Reading passage:
━━━━━━━━━━━━━━━━━━━━
This paper seeks to answer the question: Who defines the space in which notions of self and other are constructed and reconstructed for women of African descent in the African Diaspora and globally? (1) Audrey Lorde's statement that "the master's tools will never dismantle the master's house" (Lorde, 1984, p. 110), suggests that in the quest to challenge oppression and contest notions of freedom, Africana women must begin by assessing not only the tools but also the space in which they were created, by whom and in whose interest. The master's tools routinely deconstruct and reconstruct the master's house but almost always in the interest of the master, suggesting that it is not the tools that determine the outcome but the consciousness of the builders and the vested interests of those who contract them. For instance, the critique of Eurocentrism has relied almost exclusively on European languages for articulation, disarticulation and re-articulation while simultaneously constructing an independent paradigm and epistemology of Africana resistance, transcendence and triumph. Postmodern feminists have suggested that the use of language as a tool of oppression should be deconstructed as a means to free oppressed minority women from white supremacist male dominance (De Beauvoir, 1974; Tong, 1998; hooks, 1984).

Deconstruction as a method of confronting oppression is an African system of thought that Derrida claimed that he borrowed from African culture for the purpose of challenging Eurocentrism (Derrida, 2008). This paper argues that the dismantling of the white supremacist masculine view of reality must begin with a deconstruction of the space in which the language, the rituals, the religion, the institutions and other tools of the master are created and contested. For as Eric Williams (1997) emphatically stated, Massa Day Done! The day of the master is over and done with, thank God almighty; We are free at last! At least, we are freer than our enslaved ancestors, and we shall be freer still despite the vicious attempts to re-enthrone massa through subtle and overt means in personal, group, communal, national and international spaces, a few examples of which include evening news reports on the realities of reverse racism, Blackface incidents at institutions of higher education from Mississippi and Kansas City to Montreal, and reoccurring images of police brutality against Blacks.

The aim of this paper is to explore and discuss a type of "free space" that encompasses multidimensional aspects of existence. The concept of "free space" rather than being limited to two or three dimensional understandings of physical context, location, and environment, includes the notion of an intentionally created inner space from which new rituals and communities emerge. This concept of free space and the related rituals and communities would not necessarily be bound by physical proximity, but would exist and function to shape and transform constructions of self and other that are increasingly free from the oppressive masculinist worldview. Free space is conceptualized as an ongoing project of resistance to all forms of imperialist domination.
━━━━━━━━━━━━━━━━━━━━
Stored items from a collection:
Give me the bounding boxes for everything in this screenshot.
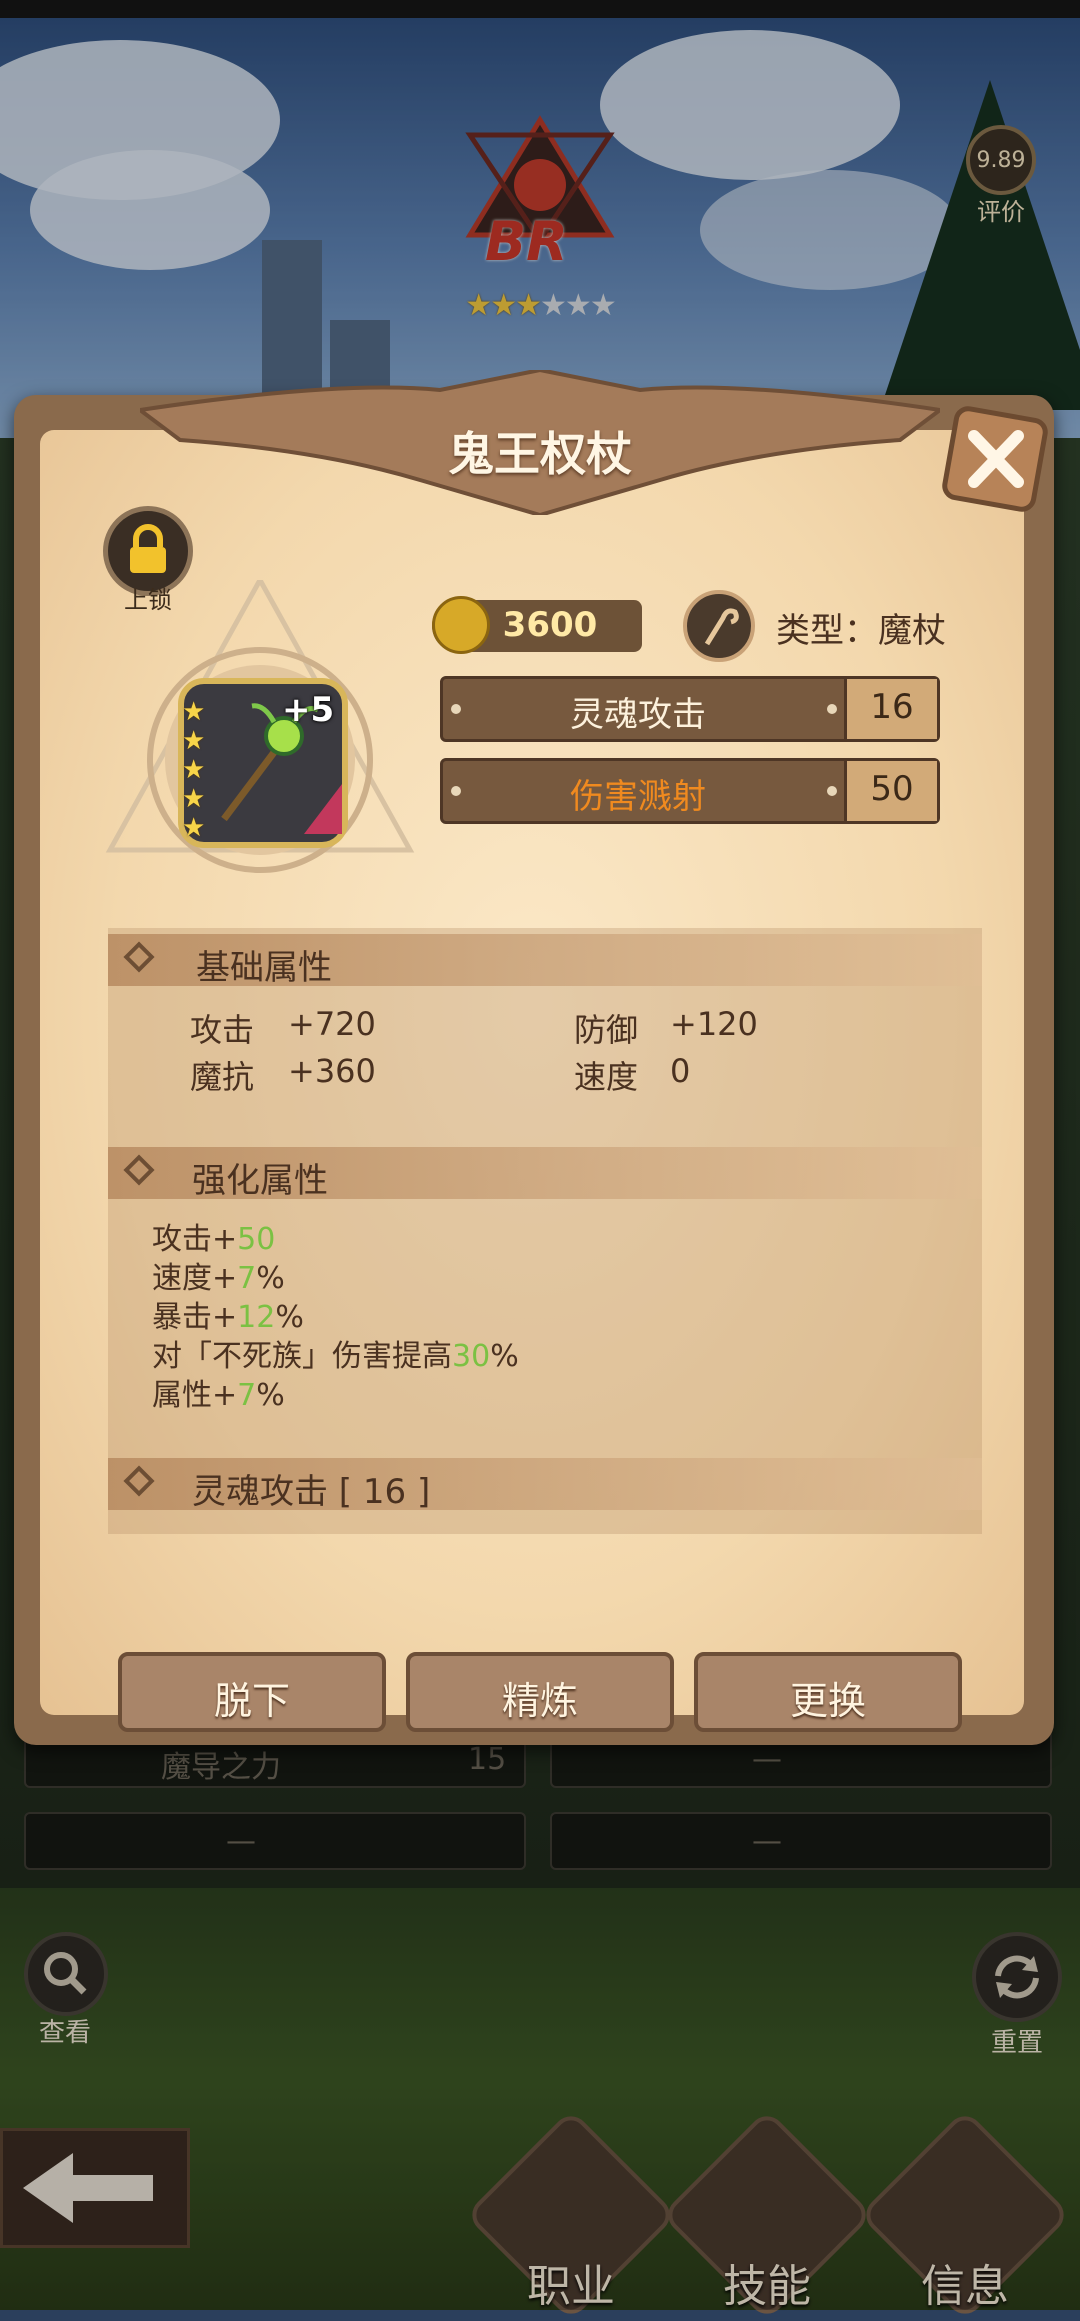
status-bar [0,0,1080,18]
section-title: 基础属性 [196,948,332,988]
enhance-line: 对「不死族」伤害提高30% [152,1339,519,1374]
replace-button[interactable]: 更换 [694,1652,962,1732]
attr-value: 0 [670,1052,691,1090]
staff-type-icon [683,590,755,662]
enhance-line: 暴击+12% [152,1300,304,1335]
lock-icon [130,524,166,573]
attr-name: 防御 [574,1011,639,1049]
item-title: 鬼王权杖 [448,427,632,481]
section-title: 灵魂攻击 [ 16 ] [192,1472,431,1512]
attr-value: +720 [288,1005,376,1043]
attr-name: 攻击 [190,1011,255,1049]
attr-name: 魔抗 [190,1058,255,1096]
item-type: 类型：魔杖 [776,611,946,651]
refine-label: 精炼 [501,1679,578,1723]
attr-name: 速度 [574,1058,639,1096]
enhance-line: 攻击+50 [152,1222,276,1257]
attr-value: +360 [288,1052,376,1090]
close-icon [942,406,1048,512]
enhance-line: 速度+7% [152,1261,285,1296]
item-stars: ★ ★ ★ ★ ★ [182,697,206,843]
base-attr-header: 基础属性 [108,934,982,988]
enhance-attr-header: 强化属性 [108,1147,982,1201]
skill-name: 伤害溅射 [570,777,706,817]
skill-name: 灵魂攻击 [570,695,706,735]
close-button[interactable] [936,400,1054,518]
section-title: 强化属性 [192,1161,328,1201]
diamond-icon [123,941,155,973]
unequip-button[interactable]: 脱下 [118,1652,386,1732]
skill-value: 16 [870,687,914,727]
replace-label: 更换 [789,1679,866,1723]
refine-button[interactable]: 精炼 [406,1652,674,1732]
skill-bar-soul-attack[interactable]: 灵魂攻击 16 [440,676,940,742]
enhance-line: 属性+7% [152,1378,285,1413]
skill-detail-header: 灵魂攻击 [ 16 ] [108,1458,982,1512]
diamond-icon [123,1465,155,1497]
skill-value: 50 [870,769,914,809]
diamond-icon [123,1154,155,1186]
unequip-label: 脱下 [213,1679,290,1723]
fist-icon [432,596,490,654]
attr-value: +120 [670,1005,758,1043]
skill-bar-damage-splash[interactable]: 伤害溅射 50 [440,758,940,824]
power-value: 3600 [502,605,598,645]
enhance-level: +5 [282,690,335,730]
━━━━━━━━━━━━━━━━━━━━
What to work on:
- a) Do statements (i) through (iii) agree with the passage on free space? (i) The statement "the master's tools will never dismantle the master's house" is attributed to Eric Williams. (ii) Derrida claimed that he borrowed deconstruction from African culture. (iii) Free space is bound by physical proximity.
- b) Rewrite the part of the passage on free space that opens with the words containing "The aim of this" and closes with "of imperialist domination.", changing "masculinist" to "patriarchal".

Solutions per task:
- a)
(i) No: "Audrey Lorde's statement that "the master's tools will never dismantle the master's house""
(ii) Yes: "Derrida claimed that he borrowed from African culture"
(iii) No: "would not necessarily be bound by physical proximity"

- b)
The aim of this paper is to explore and discuss a type of "free space" that encompasses multidimensional aspects of existence. The concept of "free space" rather than being limited to two or three dimensional understandings of physical context, location, and environment, includes the notion of an intentionally created inner space from which new rituals and communities emerge. This concept of free space and the related rituals and communities would not necessarily be bound by physical proximity, but would exist and function to shape and transform constructions of self and other that are increasingly free from the oppressive patriarchal worldview. Free space is conceptualized as an ongoing project of resistance to all forms of imperialist domination.